[Collected data entries]
..............................

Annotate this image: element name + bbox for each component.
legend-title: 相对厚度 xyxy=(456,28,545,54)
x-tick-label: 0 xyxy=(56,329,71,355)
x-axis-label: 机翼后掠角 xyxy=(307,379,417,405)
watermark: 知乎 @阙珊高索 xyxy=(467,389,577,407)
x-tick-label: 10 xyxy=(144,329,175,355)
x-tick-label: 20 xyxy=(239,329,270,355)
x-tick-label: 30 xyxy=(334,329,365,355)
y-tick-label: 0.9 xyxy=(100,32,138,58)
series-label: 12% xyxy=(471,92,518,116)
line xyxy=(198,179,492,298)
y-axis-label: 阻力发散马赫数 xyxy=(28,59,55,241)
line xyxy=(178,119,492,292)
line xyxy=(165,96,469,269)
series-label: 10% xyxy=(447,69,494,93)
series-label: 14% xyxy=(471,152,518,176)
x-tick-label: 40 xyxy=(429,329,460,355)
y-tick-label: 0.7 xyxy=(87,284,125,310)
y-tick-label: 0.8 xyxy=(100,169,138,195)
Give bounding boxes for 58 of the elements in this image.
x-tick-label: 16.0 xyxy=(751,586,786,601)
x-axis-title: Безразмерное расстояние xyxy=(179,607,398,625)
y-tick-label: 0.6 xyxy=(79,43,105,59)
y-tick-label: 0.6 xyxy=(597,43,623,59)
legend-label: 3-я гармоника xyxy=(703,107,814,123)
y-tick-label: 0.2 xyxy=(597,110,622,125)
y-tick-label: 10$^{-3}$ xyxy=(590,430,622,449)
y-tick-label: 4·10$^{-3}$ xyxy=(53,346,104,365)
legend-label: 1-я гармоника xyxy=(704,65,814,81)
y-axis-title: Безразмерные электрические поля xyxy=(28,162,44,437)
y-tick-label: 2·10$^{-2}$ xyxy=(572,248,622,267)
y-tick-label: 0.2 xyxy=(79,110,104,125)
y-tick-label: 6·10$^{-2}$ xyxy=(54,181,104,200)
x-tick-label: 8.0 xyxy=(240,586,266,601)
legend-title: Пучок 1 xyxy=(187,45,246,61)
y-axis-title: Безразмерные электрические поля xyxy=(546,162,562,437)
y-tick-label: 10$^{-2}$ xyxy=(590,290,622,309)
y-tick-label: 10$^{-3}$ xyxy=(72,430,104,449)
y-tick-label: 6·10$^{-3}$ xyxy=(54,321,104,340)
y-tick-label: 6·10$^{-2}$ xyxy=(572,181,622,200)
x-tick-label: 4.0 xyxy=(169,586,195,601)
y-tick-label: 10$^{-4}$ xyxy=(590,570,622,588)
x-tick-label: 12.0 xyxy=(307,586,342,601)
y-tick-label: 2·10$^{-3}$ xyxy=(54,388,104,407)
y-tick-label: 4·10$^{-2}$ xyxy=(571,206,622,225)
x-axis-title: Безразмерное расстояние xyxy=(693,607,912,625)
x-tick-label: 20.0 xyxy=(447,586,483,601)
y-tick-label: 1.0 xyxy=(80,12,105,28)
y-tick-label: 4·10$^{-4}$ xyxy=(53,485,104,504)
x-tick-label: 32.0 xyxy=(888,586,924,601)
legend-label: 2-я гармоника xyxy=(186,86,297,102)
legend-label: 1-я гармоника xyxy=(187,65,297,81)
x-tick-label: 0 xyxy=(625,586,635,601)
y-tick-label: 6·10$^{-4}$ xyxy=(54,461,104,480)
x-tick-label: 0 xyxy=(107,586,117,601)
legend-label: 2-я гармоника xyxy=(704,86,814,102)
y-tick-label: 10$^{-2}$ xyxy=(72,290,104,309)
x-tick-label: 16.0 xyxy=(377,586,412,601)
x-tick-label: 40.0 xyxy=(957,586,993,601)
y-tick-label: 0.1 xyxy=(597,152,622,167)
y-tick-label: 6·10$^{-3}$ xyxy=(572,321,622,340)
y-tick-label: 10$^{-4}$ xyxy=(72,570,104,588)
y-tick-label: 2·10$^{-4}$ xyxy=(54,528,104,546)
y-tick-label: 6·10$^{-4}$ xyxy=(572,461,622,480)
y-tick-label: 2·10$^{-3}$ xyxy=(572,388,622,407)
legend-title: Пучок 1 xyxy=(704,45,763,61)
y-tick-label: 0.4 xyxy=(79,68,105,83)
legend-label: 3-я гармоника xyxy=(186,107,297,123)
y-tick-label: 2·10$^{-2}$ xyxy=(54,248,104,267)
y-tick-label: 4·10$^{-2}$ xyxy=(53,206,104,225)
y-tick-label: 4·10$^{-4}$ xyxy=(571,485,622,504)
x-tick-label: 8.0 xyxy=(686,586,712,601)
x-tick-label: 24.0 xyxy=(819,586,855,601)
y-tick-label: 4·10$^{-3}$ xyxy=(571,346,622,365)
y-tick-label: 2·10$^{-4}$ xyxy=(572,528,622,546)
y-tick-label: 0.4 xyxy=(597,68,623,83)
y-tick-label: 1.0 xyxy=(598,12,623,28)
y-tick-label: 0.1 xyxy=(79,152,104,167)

..............................

* **What the task requires**
Reproduce every line of the entries above without changing anything.

* **Answer in full**
Annotate this image: element name + bbox for each component.
legend-title: 相对厚度 xyxy=(456,28,545,54)
x-tick-label: 0 xyxy=(56,329,71,355)
x-axis-label: 机翼后掠角 xyxy=(307,379,417,405)
watermark: 知乎 @阙珊高索 xyxy=(467,389,577,407)
x-tick-label: 10 xyxy=(144,329,175,355)
x-tick-label: 20 xyxy=(239,329,270,355)
x-tick-label: 30 xyxy=(334,329,365,355)
y-tick-label: 0.9 xyxy=(100,32,138,58)
series-label: 12% xyxy=(471,92,518,116)
line xyxy=(198,179,492,298)
y-axis-label: 阻力发散马赫数 xyxy=(28,59,55,241)
line xyxy=(178,119,492,292)
line xyxy=(165,96,469,269)
series-label: 10% xyxy=(447,69,494,93)
series-label: 14% xyxy=(471,152,518,176)
x-tick-label: 40 xyxy=(429,329,460,355)
y-tick-label: 0.7 xyxy=(87,284,125,310)
y-tick-label: 0.8 xyxy=(100,169,138,195)
Give bounding boxes for 58 of the elements in this image.
x-tick-label: 16.0 xyxy=(751,586,786,601)
x-axis-title: Безразмерное расстояние xyxy=(179,607,398,625)
y-tick-label: 0.6 xyxy=(79,43,105,59)
y-tick-label: 0.6 xyxy=(597,43,623,59)
legend-label: 3-я гармоника xyxy=(703,107,814,123)
y-tick-label: 0.2 xyxy=(597,110,622,125)
y-tick-label: 10$^{-3}$ xyxy=(590,430,622,449)
y-tick-label: 4·10$^{-3}$ xyxy=(53,346,104,365)
legend-label: 1-я гармоника xyxy=(704,65,814,81)
y-axis-title: Безразмерные электрические поля xyxy=(28,162,44,437)
y-tick-label: 2·10$^{-2}$ xyxy=(572,248,622,267)
y-tick-label: 0.2 xyxy=(79,110,104,125)
y-tick-label: 6·10$^{-2}$ xyxy=(54,181,104,200)
x-tick-label: 8.0 xyxy=(240,586,266,601)
legend-title: Пучок 1 xyxy=(187,45,246,61)
y-axis-title: Безразмерные электрические поля xyxy=(546,162,562,437)
y-tick-label: 10$^{-2}$ xyxy=(590,290,622,309)
y-tick-label: 10$^{-3}$ xyxy=(72,430,104,449)
y-tick-label: 6·10$^{-3}$ xyxy=(54,321,104,340)
y-tick-label: 6·10$^{-2}$ xyxy=(572,181,622,200)
x-tick-label: 4.0 xyxy=(169,586,195,601)
y-tick-label: 10$^{-4}$ xyxy=(590,570,622,588)
x-tick-label: 12.0 xyxy=(307,586,342,601)
y-tick-label: 2·10$^{-3}$ xyxy=(54,388,104,407)
y-tick-label: 4·10$^{-2}$ xyxy=(571,206,622,225)
x-axis-title: Безразмерное расстояние xyxy=(693,607,912,625)
x-tick-label: 20.0 xyxy=(447,586,483,601)
y-tick-label: 1.0 xyxy=(80,12,105,28)
y-tick-label: 4·10$^{-4}$ xyxy=(53,485,104,504)
x-tick-label: 32.0 xyxy=(888,586,924,601)
legend-label: 2-я гармоника xyxy=(186,86,297,102)
legend-label: 1-я гармоника xyxy=(187,65,297,81)
x-tick-label: 0 xyxy=(625,586,635,601)
y-tick-label: 6·10$^{-4}$ xyxy=(54,461,104,480)
x-tick-label: 0 xyxy=(107,586,117,601)
legend-label: 2-я гармоника xyxy=(704,86,814,102)
y-tick-label: 10$^{-2}$ xyxy=(72,290,104,309)
x-tick-label: 16.0 xyxy=(377,586,412,601)
x-tick-label: 40.0 xyxy=(957,586,993,601)
y-tick-label: 0.1 xyxy=(597,152,622,167)
y-tick-label: 6·10$^{-3}$ xyxy=(572,321,622,340)
y-tick-label: 10$^{-4}$ xyxy=(72,570,104,588)
y-tick-label: 2·10$^{-4}$ xyxy=(54,528,104,546)
y-tick-label: 6·10$^{-4}$ xyxy=(572,461,622,480)
y-tick-label: 2·10$^{-3}$ xyxy=(572,388,622,407)
legend-title: Пучок 1 xyxy=(704,45,763,61)
y-tick-label: 0.4 xyxy=(79,68,105,83)
legend-label: 3-я гармоника xyxy=(186,107,297,123)
y-tick-label: 2·10$^{-2}$ xyxy=(54,248,104,267)
y-tick-label: 4·10$^{-2}$ xyxy=(53,206,104,225)
y-tick-label: 4·10$^{-4}$ xyxy=(571,485,622,504)
x-tick-label: 8.0 xyxy=(686,586,712,601)
x-tick-label: 24.0 xyxy=(819,586,855,601)
y-tick-label: 4·10$^{-3}$ xyxy=(571,346,622,365)
y-tick-label: 2·10$^{-4}$ xyxy=(572,528,622,546)
y-tick-label: 0.4 xyxy=(597,68,623,83)
y-tick-label: 1.0 xyxy=(598,12,623,28)
y-tick-label: 0.1 xyxy=(79,152,104,167)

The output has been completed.